Оформите нумерованным списком строки между строкой с «category-label-body: Body bbox=[54, 110, 79, 121]» и строкой с «category-label-aftertaste: Aftertaste bbox=[326, 28, 375, 39]» включительно. Пустые строки не включайте.

[Записи пространственной разметки]

------

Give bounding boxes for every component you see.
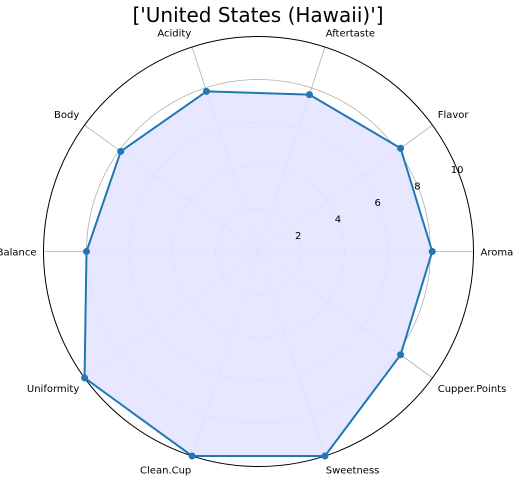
category-label-body: Body bbox=[54, 110, 79, 121]
r-tick-label-4: 4 bbox=[335, 215, 341, 226]
r-tick-label-10: 10 bbox=[451, 165, 464, 176]
data-point-balance bbox=[83, 248, 90, 255]
category-label-aftertaste: Aftertaste bbox=[326, 28, 375, 39]
chart-title: ['United States (Hawaii)'] bbox=[132, 3, 383, 27]
category-label-cupper-points: Cupper.Points bbox=[438, 384, 507, 395]
data-point-uniformity bbox=[81, 374, 88, 381]
category-label-sweetness: Sweetness bbox=[326, 466, 380, 477]
category-label-balance: Balance bbox=[0, 248, 37, 259]
r-tick-label-6: 6 bbox=[374, 198, 380, 209]
category-label-uniformity: Uniformity bbox=[27, 384, 79, 395]
data-point-flavor bbox=[397, 145, 404, 152]
data-point-cupper-points bbox=[397, 351, 404, 358]
series-area-0 bbox=[85, 91, 433, 456]
data-layer bbox=[81, 88, 436, 460]
category-label-aroma: Aroma bbox=[481, 248, 513, 259]
r-tick-label-2: 2 bbox=[295, 231, 301, 242]
data-point-sweetness bbox=[321, 452, 328, 459]
data-point-acidity bbox=[203, 88, 210, 95]
data-point-aroma bbox=[429, 248, 436, 255]
data-point-body bbox=[117, 148, 124, 155]
r-tick-label-8: 8 bbox=[414, 182, 420, 193]
category-label-clean-cup: Clean.Cup bbox=[140, 466, 191, 477]
data-point-clean-cup bbox=[189, 452, 196, 459]
data-point-aftertaste bbox=[306, 91, 313, 98]
category-label-flavor: Flavor bbox=[438, 110, 470, 121]
category-label-acidity: Acidity bbox=[157, 28, 191, 39]
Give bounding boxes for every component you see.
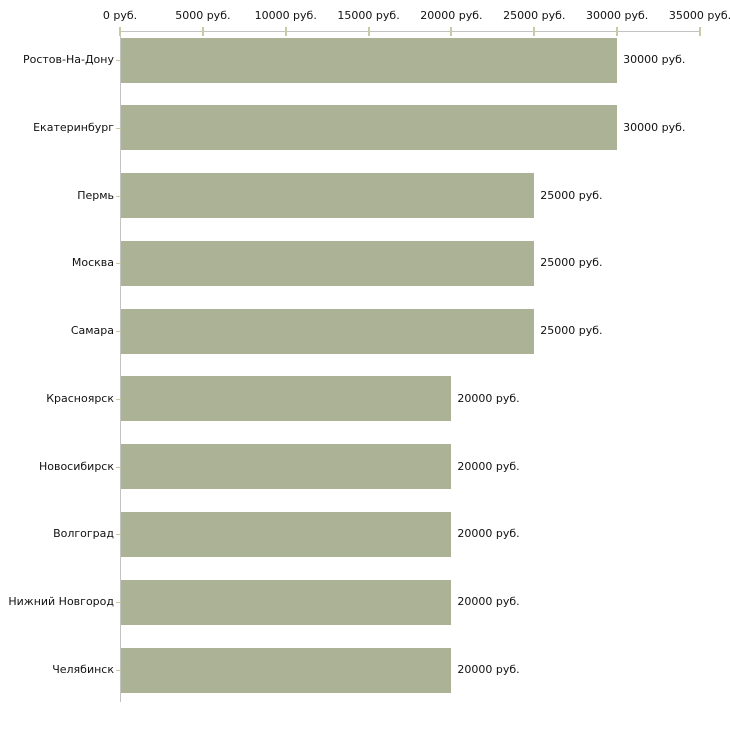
- x-axis-tick-label: 25000 руб.: [503, 9, 566, 22]
- category-label: Ростов-На-Дону: [22, 53, 114, 66]
- x-axis-tick-label: 30000 руб.: [586, 9, 649, 22]
- category-label: Самара: [70, 324, 114, 338]
- bar: [121, 240, 535, 286]
- x-axis-tick: [284, 27, 287, 36]
- x-axis-tick: [201, 27, 204, 36]
- value-label: 25000 руб.: [540, 256, 603, 270]
- y-axis-tick: [116, 602, 124, 604]
- value-label: 20000 руб.: [457, 391, 520, 405]
- value-label: 20000 руб.: [457, 595, 520, 609]
- bar: [121, 579, 452, 625]
- bar: [121, 511, 452, 557]
- x-axis-tick: [367, 27, 370, 36]
- category-label: Новосибирск: [38, 459, 114, 473]
- value-label: 25000 руб.: [540, 324, 603, 338]
- x-axis-tick-label: 15000 руб.: [337, 9, 400, 22]
- y-axis-tick: [116, 466, 124, 468]
- x-axis-tick-label: 0 руб.: [102, 9, 138, 22]
- y-axis-tick: [116, 534, 124, 536]
- value-label: 20000 руб.: [457, 459, 520, 473]
- category-label: Челябинск: [52, 663, 114, 677]
- x-axis-tick-label: 20000 руб.: [420, 9, 483, 22]
- x-axis-tick-label: 10000 руб.: [254, 9, 317, 22]
- bar: [121, 444, 452, 490]
- x-axis-tick: [533, 27, 536, 36]
- value-label: 20000 руб.: [457, 527, 520, 541]
- y-axis-line: [120, 31, 121, 702]
- value-label: 30000 руб.: [623, 53, 686, 66]
- y-axis-tick: [116, 331, 124, 333]
- bar: [121, 376, 452, 422]
- x-axis-tick: [119, 27, 121, 36]
- category-label: Волгоград: [53, 527, 114, 541]
- bar: [121, 105, 618, 151]
- bar: [121, 647, 452, 693]
- x-axis-tick: [616, 27, 619, 36]
- y-axis-tick: [116, 60, 124, 61]
- x-axis-tick-label: 5000 руб.: [175, 9, 231, 22]
- category-label: Красноярск: [46, 391, 114, 405]
- category-label: Нижний Новгород: [8, 595, 114, 609]
- y-axis-tick: [116, 398, 124, 400]
- x-axis-tick: [450, 27, 453, 36]
- y-axis-tick: [116, 263, 124, 265]
- bar: [121, 308, 535, 354]
- value-label: 25000 руб.: [540, 188, 603, 202]
- bar: [121, 173, 535, 219]
- x-axis-tick-label: 35000 руб.: [668, 9, 730, 22]
- value-label: 30000 руб.: [623, 120, 686, 134]
- x-axis-tick: [699, 27, 701, 36]
- category-label: Пермь: [77, 188, 114, 202]
- y-axis-tick: [116, 670, 124, 672]
- category-label: Екатеринбург: [33, 120, 114, 134]
- bar: [121, 37, 618, 83]
- y-axis-tick: [116, 195, 124, 197]
- category-label: Москва: [71, 256, 114, 270]
- y-axis-tick: [116, 127, 124, 129]
- value-label: 20000 руб.: [457, 663, 520, 677]
- x-axis-line: [120, 31, 700, 32]
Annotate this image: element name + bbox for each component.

------

• _Готовое упражнение_:
1. category-label-body: Body bbox=[54, 110, 79, 121]
2. r-tick-label-4: 4 bbox=[335, 215, 341, 226]
3. r-tick-label-10: 10 bbox=[451, 165, 464, 176]
4. data-point-balance bbox=[83, 248, 90, 255]
5. category-label-aftertaste: Aftertaste bbox=[326, 28, 375, 39]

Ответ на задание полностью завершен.